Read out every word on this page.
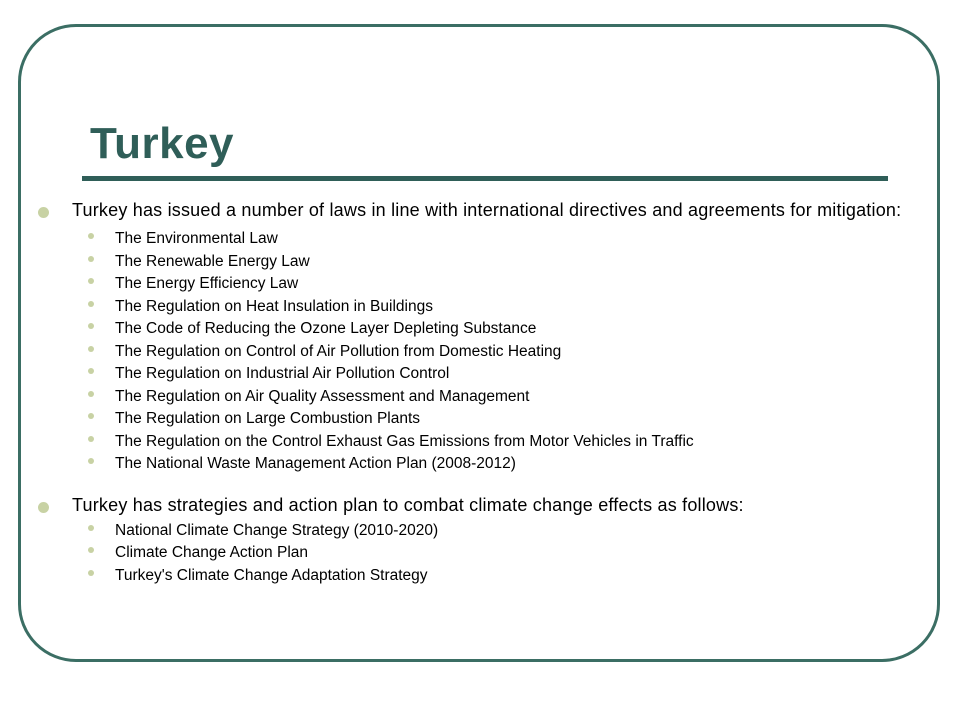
Turkey
Turkey has issued a number of laws in line with international directives and agreements for mitigation:
The Environmental Law
The Renewable Energy Law
The Energy Efficiency Law
The Regulation on Heat Insulation in Buildings
The Code of Reducing the Ozone Layer Depleting Substance
The Regulation on Control of Air Pollution from Domestic Heating
The Regulation on Industrial Air Pollution Control
The Regulation on Air Quality Assessment and Management
The Regulation on Large Combustion Plants
The Regulation on the Control Exhaust Gas Emissions from Motor Vehicles in Traffic
The National Waste Management Action Plan (2008-2012)
Turkey has strategies and action plan to combat climate change effects as follows:
National Climate Change Strategy (2010-2020)
Climate Change Action Plan
Turkey's Climate Change Adaptation Strategy
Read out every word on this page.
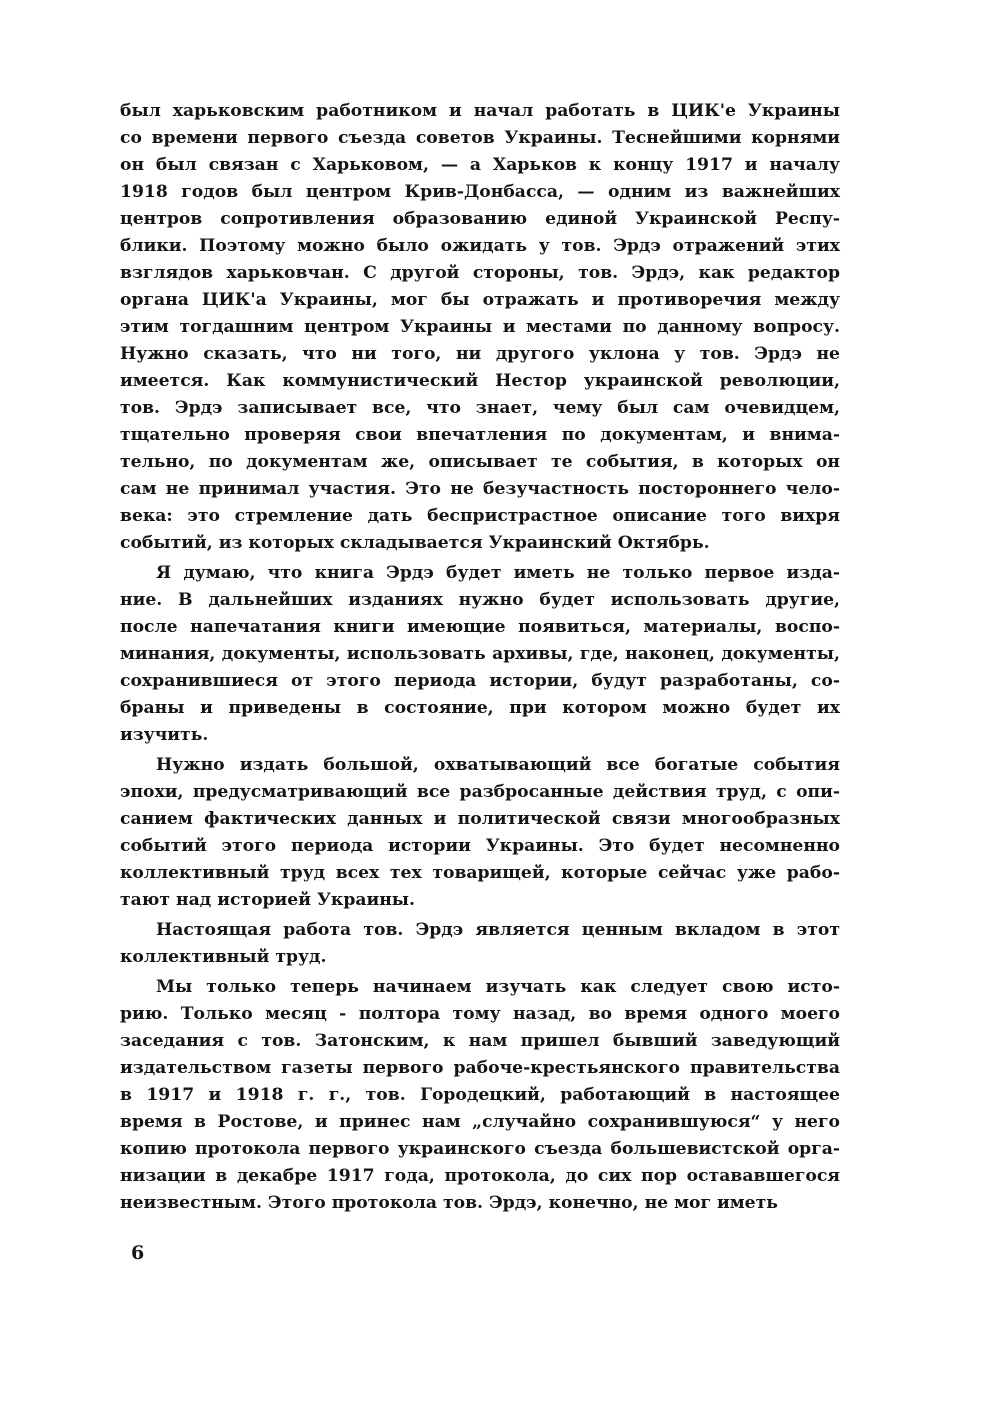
был харьковским работником и начал работать в ЦИК'е Украины
со времени первого съезда советов Украины. Теснейшими корнями
он был связан с Харьковом, — а Харьков к концу 1917 и началу
1918 годов был центром Крив-Донбасса, — одним из важнейших
центров сопротивления образованию единой Украинской Респу-
блики. Поэтому можно было ожидать у тов. Эрдэ отражений этих
взглядов харьковчан. С другой стороны, тов. Эрдэ, как редактор
органа ЦИК'а Украины, мог бы отражать и противоречия между
этим тогдашним центром Украины и местами по данному вопросу.
Нужно сказать, что ни того, ни другого уклона у тов. Эрдэ не
имеется. Как коммунистический Нестор украинской революции,
тов. Эрдэ записывает все, что знает, чему был сам очевидцем,
тщательно проверяя свои впечатления по документам, и внима-
тельно, по документам же, описывает те события, в которых он
сам не принимал участия. Это не безучастность постороннего чело-
века: это стремление дать беспристрастное описание того вихря
событий, из которых складывается Украинский Октябрь.
Я думаю, что книга Эрдэ будет иметь не только первое изда-
ние. В дальнейших изданиях нужно будет использовать другие,
после напечатания книги имеющие появиться, материалы, воспо-
минания, документы, использовать архивы, где, наконец, документы,
сохранившиеся от этого периода истории, будут разработаны, со-
браны и приведены в состояние, при котором можно будет их
изучить.
Нужно издать большой, охватывающий все богатые события
эпохи, предусматривающий все разбросанные действия труд, с опи-
санием фактических данных и политической связи многообразных
событий этого периода истории Украины. Это будет несомненно
коллективный труд всех тех товарищей, которые сейчас уже рабо-
тают над историей Украины.
Настоящая работа тов. Эрдэ является ценным вкладом в этот
коллективный труд.
Мы только теперь начинаем изучать как следует свою исто-
рию. Только месяц - полтора тому назад, во время одного моего
заседания с тов. Затонским, к нам пришел бывший заведующий
издательством газеты первого рабоче-крестьянского правительства
в 1917 и 1918 г. г., тов. Городецкий, работающий в настоящее
время в Ростове, и принес нам „случайно сохранившуюся“ у него
копию протокола первого украинского съезда большевистской орга-
низации в декабре 1917 года, протокола, до сих пор остававшегося
неизвестным. Этого протокола тов. Эрдэ, конечно, не мог иметь
6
□ □ □ □ □
Look through the data above. Copy every line with the string "центром" in it.

1918 годов был центром Крив-Донбасса, — одним из важнейших
этим тогдашним центром Украины и местами по данному вопросу.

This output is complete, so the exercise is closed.